-- WORK TO BE COMPLETED --
Select the lines that hold the word "公司章程" and copy each one.

Recorded data
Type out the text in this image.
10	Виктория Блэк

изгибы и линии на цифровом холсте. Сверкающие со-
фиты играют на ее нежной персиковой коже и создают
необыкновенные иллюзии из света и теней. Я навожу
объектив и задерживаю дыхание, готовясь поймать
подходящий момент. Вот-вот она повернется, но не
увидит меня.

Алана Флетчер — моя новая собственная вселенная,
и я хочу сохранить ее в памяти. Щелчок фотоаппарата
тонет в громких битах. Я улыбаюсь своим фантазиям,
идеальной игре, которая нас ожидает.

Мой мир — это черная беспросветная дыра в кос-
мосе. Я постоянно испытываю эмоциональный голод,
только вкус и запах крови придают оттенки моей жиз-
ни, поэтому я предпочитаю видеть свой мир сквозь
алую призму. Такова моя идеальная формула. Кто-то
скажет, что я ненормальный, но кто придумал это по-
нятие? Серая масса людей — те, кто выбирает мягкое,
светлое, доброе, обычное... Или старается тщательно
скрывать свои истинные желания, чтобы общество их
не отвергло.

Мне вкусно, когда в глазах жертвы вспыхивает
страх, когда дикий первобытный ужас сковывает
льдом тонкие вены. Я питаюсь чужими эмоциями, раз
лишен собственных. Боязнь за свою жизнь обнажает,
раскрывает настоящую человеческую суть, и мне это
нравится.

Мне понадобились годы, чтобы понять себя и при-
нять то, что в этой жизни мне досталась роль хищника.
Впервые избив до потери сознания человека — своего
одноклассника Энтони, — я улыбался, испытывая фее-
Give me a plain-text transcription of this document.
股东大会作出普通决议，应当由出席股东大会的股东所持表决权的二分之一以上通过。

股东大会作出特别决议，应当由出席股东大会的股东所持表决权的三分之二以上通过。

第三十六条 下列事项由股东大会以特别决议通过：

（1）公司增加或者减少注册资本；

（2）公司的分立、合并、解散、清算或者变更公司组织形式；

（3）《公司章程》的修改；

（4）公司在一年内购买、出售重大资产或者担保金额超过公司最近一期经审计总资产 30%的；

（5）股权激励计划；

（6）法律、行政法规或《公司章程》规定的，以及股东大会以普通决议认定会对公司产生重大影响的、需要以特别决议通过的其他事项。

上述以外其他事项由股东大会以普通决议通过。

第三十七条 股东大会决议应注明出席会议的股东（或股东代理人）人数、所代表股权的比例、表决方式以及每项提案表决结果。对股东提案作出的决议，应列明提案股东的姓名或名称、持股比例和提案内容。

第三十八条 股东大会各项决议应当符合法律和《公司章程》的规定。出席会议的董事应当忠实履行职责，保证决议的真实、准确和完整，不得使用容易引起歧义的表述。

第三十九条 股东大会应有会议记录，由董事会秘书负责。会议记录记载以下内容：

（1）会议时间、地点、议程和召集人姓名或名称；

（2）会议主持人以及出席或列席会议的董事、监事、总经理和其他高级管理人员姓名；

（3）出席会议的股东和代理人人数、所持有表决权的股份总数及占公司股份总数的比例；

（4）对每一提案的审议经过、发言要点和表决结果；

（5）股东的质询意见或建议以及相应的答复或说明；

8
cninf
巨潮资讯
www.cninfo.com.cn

-- RESULT FOR THIS TASK --
（3）《公司章程》的修改；
（6）法律、行政法规或《公司章程》规定的，以及股东大会以普通决议认定会对公司产生重大影响的、需要以特别决议通过的其他事项。
第三十八条 股东大会各项决议应当符合法律和《公司章程》的规定。出席会议的董事应当忠实履行职责，保证决议的真实、准确和完整，不得使用容易引起歧义的表述。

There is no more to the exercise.